* start Data provided *

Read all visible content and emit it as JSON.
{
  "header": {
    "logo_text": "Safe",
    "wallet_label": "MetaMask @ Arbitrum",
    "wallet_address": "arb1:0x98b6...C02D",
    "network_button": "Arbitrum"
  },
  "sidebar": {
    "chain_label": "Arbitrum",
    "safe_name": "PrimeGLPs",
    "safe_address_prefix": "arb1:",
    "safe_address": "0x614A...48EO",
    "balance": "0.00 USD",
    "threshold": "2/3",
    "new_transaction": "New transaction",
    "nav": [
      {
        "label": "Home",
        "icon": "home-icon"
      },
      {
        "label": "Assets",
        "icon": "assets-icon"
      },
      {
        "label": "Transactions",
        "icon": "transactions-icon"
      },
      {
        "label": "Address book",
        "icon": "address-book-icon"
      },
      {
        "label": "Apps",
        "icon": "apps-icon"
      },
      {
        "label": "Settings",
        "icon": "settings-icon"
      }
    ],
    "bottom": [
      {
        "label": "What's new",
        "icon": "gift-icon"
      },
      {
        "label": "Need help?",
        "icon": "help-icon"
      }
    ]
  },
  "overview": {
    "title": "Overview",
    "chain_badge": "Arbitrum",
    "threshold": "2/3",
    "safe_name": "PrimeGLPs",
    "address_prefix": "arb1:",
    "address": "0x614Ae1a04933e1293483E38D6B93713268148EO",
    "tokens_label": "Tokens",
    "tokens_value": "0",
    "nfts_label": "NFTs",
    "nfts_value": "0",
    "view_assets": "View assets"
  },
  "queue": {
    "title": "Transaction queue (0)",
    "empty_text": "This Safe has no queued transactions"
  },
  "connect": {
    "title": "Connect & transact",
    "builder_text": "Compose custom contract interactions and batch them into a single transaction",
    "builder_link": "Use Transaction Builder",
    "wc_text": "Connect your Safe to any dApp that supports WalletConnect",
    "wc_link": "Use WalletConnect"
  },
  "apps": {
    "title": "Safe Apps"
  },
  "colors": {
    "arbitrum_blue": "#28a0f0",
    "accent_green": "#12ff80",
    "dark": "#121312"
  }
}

* end Data provided *

* Task details
In the material above, find each line that contains the word "title", and select it.

* Answer in full
    "title": "Overview",
    "title": "Transaction queue (0)",
    "title": "Connect & transact",
    "title": "Safe Apps"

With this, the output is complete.